Looking through the listing, how many of its lines hold the word "from"? Answer with only the number.
++++ RECORDS TO USE
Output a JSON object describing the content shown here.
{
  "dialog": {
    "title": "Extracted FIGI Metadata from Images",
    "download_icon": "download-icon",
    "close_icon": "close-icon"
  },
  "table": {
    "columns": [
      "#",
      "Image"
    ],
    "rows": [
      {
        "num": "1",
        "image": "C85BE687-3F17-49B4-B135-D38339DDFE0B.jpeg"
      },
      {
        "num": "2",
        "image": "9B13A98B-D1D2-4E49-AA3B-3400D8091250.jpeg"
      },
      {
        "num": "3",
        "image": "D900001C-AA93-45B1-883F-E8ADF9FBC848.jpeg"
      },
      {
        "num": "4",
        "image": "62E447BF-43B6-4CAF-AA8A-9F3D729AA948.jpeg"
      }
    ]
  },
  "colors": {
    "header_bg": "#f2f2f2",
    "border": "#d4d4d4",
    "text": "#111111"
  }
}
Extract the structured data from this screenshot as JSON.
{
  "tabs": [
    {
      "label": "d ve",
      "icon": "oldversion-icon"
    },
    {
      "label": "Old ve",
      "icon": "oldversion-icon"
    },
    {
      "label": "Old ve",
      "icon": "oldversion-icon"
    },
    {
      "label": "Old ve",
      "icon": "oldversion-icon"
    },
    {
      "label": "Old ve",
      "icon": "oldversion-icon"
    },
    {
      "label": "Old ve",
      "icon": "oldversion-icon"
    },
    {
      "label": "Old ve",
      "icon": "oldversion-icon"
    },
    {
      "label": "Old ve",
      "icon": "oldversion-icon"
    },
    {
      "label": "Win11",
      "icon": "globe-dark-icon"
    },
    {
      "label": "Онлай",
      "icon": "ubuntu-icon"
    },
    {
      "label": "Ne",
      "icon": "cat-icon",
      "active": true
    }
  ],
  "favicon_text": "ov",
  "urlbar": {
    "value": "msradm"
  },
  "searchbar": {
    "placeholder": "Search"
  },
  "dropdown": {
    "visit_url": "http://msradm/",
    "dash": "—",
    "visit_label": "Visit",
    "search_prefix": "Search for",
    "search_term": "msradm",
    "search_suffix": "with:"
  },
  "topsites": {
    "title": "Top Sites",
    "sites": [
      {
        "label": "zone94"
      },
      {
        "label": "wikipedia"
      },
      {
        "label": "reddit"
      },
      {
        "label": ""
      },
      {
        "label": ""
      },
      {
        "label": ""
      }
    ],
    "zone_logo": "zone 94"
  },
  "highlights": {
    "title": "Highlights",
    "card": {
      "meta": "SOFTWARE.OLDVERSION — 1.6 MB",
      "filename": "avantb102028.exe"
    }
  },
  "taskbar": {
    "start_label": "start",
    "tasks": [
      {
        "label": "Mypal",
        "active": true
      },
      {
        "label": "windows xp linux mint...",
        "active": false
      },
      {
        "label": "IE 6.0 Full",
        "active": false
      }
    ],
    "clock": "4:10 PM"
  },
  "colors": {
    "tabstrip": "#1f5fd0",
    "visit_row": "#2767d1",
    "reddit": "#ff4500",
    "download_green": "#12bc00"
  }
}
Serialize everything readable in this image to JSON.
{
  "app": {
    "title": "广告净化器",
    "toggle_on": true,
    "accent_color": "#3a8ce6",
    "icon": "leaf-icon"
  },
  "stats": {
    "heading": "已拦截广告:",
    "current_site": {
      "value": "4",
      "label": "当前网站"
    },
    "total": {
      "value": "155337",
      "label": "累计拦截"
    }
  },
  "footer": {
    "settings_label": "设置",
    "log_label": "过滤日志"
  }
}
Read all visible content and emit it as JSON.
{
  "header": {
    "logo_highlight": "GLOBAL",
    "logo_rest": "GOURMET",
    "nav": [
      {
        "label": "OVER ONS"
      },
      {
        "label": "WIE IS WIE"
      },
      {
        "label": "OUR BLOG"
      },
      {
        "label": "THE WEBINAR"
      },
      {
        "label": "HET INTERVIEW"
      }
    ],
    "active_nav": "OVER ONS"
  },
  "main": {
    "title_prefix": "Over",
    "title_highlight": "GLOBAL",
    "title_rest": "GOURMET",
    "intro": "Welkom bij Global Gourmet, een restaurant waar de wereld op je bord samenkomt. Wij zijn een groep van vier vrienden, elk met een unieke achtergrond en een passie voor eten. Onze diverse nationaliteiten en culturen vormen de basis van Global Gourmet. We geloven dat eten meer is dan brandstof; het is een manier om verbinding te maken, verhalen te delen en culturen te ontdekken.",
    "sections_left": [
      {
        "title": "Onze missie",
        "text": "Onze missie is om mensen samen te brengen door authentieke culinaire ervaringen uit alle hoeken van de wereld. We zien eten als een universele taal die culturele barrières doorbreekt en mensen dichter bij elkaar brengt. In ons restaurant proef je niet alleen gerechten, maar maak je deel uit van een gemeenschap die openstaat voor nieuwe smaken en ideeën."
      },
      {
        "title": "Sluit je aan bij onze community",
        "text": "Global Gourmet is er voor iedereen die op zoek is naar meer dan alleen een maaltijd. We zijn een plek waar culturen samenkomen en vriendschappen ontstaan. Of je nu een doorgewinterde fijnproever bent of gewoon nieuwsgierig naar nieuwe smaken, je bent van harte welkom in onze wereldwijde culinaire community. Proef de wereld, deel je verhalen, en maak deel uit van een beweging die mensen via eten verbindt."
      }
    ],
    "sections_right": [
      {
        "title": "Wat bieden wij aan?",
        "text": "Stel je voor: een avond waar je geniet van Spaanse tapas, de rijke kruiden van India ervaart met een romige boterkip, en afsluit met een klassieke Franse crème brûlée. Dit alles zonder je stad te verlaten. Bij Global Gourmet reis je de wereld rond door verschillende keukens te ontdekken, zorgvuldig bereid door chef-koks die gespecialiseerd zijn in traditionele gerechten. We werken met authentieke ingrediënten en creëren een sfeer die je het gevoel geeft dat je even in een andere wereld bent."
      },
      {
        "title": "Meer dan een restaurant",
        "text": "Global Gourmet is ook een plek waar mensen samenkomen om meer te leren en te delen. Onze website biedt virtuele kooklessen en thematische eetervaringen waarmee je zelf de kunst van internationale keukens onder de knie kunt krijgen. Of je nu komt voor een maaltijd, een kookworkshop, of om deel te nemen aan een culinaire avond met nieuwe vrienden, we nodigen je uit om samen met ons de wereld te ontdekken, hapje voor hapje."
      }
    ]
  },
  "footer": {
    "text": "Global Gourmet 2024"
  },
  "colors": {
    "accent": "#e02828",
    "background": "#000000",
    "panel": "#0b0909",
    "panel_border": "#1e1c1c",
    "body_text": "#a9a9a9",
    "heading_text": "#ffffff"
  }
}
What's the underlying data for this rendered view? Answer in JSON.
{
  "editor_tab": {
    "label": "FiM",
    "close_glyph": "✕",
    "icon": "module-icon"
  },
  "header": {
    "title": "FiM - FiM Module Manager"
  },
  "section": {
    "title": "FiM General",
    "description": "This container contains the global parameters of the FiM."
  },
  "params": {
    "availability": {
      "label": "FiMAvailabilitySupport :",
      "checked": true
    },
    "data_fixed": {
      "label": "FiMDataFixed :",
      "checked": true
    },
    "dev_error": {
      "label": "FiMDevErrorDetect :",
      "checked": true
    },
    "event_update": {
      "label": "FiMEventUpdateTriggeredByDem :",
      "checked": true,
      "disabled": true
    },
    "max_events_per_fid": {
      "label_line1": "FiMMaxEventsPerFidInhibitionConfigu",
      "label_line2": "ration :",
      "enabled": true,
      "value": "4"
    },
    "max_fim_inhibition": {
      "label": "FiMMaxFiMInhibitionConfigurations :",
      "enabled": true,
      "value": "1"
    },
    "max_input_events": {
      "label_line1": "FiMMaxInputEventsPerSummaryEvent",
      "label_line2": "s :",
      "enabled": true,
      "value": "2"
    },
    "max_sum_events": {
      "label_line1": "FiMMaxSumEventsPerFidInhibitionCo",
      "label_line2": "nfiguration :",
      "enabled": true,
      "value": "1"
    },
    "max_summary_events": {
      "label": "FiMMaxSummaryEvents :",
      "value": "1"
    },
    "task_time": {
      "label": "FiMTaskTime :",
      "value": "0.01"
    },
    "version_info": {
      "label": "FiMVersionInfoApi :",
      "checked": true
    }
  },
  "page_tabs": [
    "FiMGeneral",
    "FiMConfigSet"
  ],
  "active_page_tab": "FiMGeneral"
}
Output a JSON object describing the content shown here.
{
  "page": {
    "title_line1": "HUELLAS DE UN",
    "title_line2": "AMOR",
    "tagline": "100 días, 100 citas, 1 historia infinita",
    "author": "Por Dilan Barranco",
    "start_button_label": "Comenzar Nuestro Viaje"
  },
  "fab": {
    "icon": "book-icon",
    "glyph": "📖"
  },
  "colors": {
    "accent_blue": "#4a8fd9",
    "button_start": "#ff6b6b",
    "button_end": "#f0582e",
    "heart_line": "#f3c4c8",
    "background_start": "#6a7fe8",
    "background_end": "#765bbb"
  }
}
++++++++
RESULT: 2